> [Dataset records]:
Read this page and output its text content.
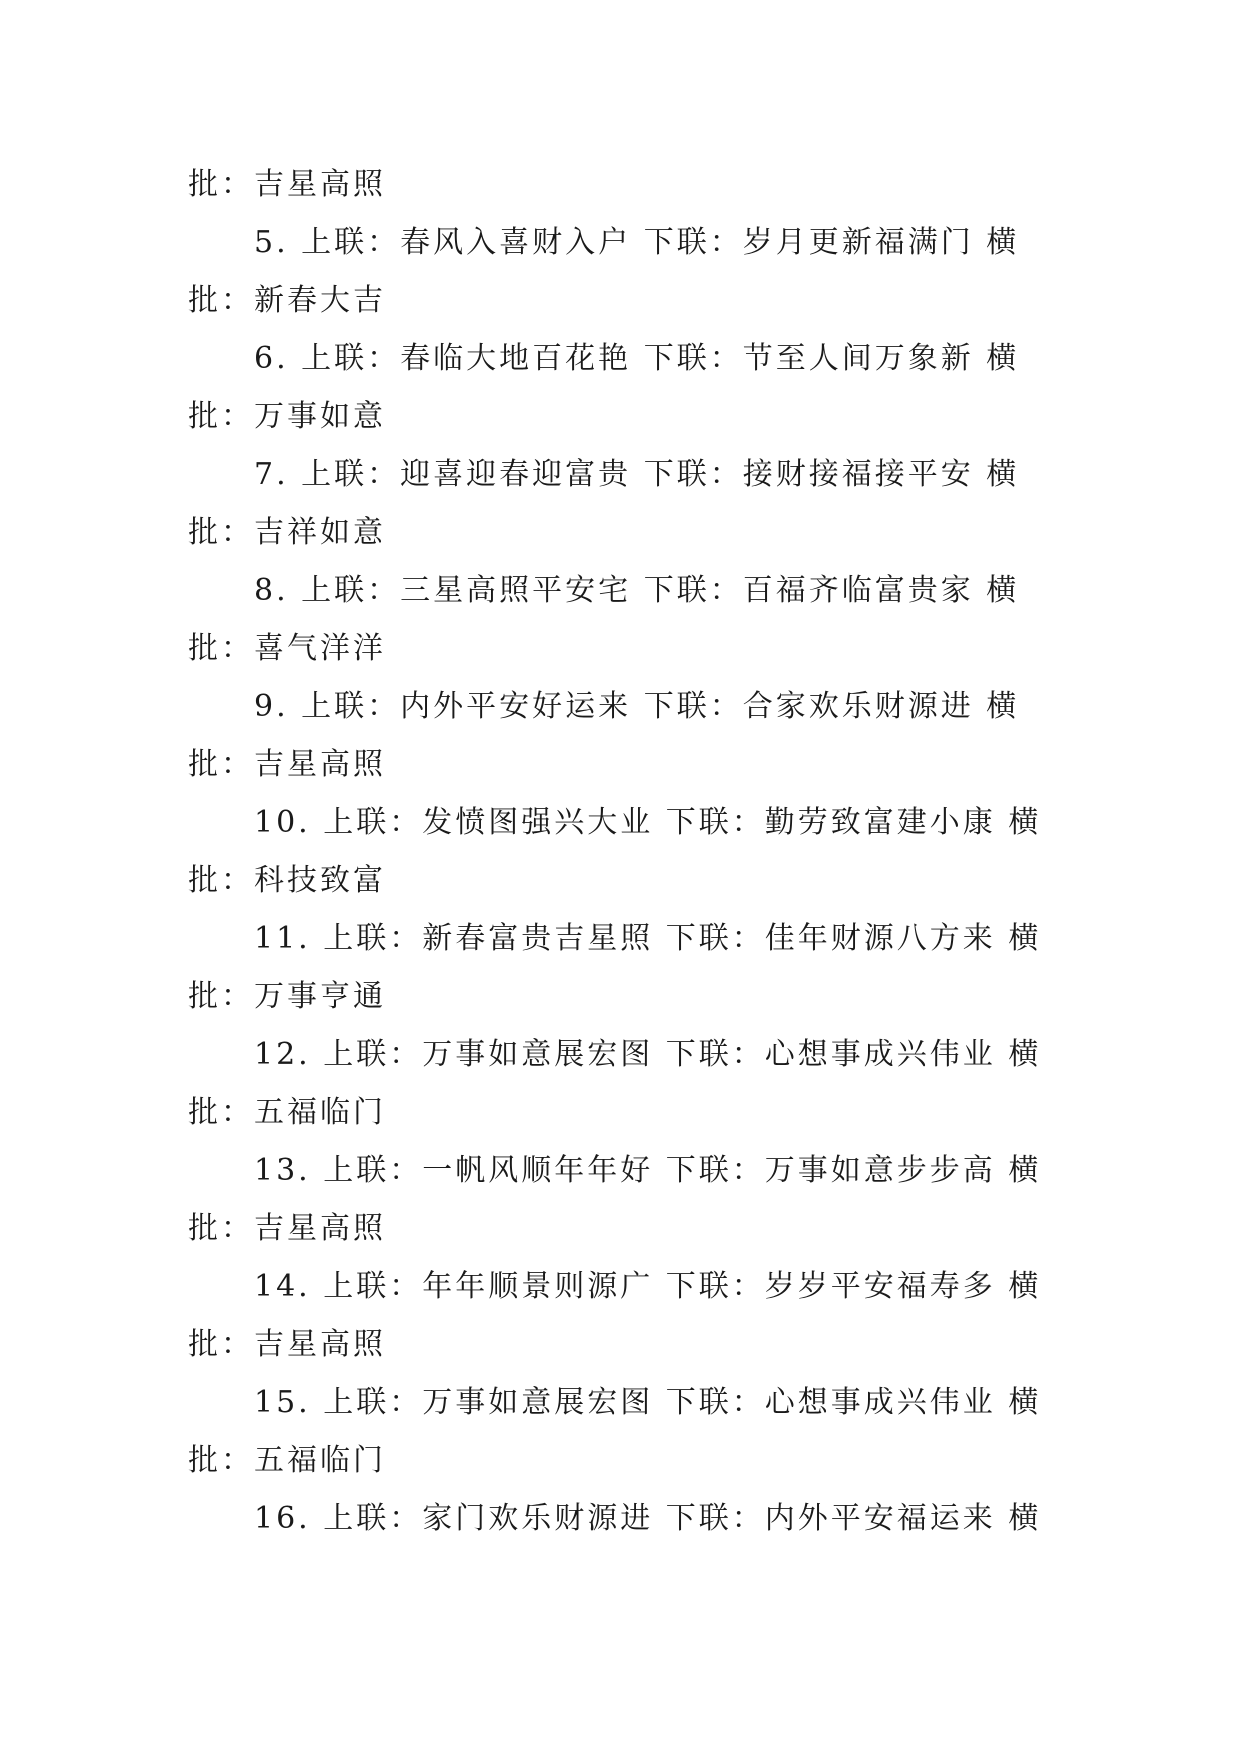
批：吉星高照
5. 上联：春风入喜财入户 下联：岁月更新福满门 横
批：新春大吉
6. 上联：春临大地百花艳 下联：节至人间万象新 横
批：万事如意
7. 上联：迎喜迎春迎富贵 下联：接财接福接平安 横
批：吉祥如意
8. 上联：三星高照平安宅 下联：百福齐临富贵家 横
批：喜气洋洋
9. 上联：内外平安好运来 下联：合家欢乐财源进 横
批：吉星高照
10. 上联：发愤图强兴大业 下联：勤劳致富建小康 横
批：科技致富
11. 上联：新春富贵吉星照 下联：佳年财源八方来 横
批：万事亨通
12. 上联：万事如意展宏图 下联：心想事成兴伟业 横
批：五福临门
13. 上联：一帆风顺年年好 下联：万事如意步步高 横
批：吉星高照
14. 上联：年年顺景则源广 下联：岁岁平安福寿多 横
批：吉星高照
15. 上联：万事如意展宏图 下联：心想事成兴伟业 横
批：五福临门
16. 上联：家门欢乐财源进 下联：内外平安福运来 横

> [Exercise]:
Return to the listing above and set it down exactly, leaving out its pictures.

> [Complete response]:
Read this page and output its text content.
批：吉星高照
5. 上联：春风入喜财入户 下联：岁月更新福满门 横
批：新春大吉
6. 上联：春临大地百花艳 下联：节至人间万象新 横
批：万事如意
7. 上联：迎喜迎春迎富贵 下联：接财接福接平安 横
批：吉祥如意
8. 上联：三星高照平安宅 下联：百福齐临富贵家 横
批：喜气洋洋
9. 上联：内外平安好运来 下联：合家欢乐财源进 横
批：吉星高照
10. 上联：发愤图强兴大业 下联：勤劳致富建小康 横
批：科技致富
11. 上联：新春富贵吉星照 下联：佳年财源八方来 横
批：万事亨通
12. 上联：万事如意展宏图 下联：心想事成兴伟业 横
批：五福临门
13. 上联：一帆风顺年年好 下联：万事如意步步高 横
批：吉星高照
14. 上联：年年顺景则源广 下联：岁岁平安福寿多 横
批：吉星高照
15. 上联：万事如意展宏图 下联：心想事成兴伟业 横
批：五福临门
16. 上联：家门欢乐财源进 下联：内外平安福运来 横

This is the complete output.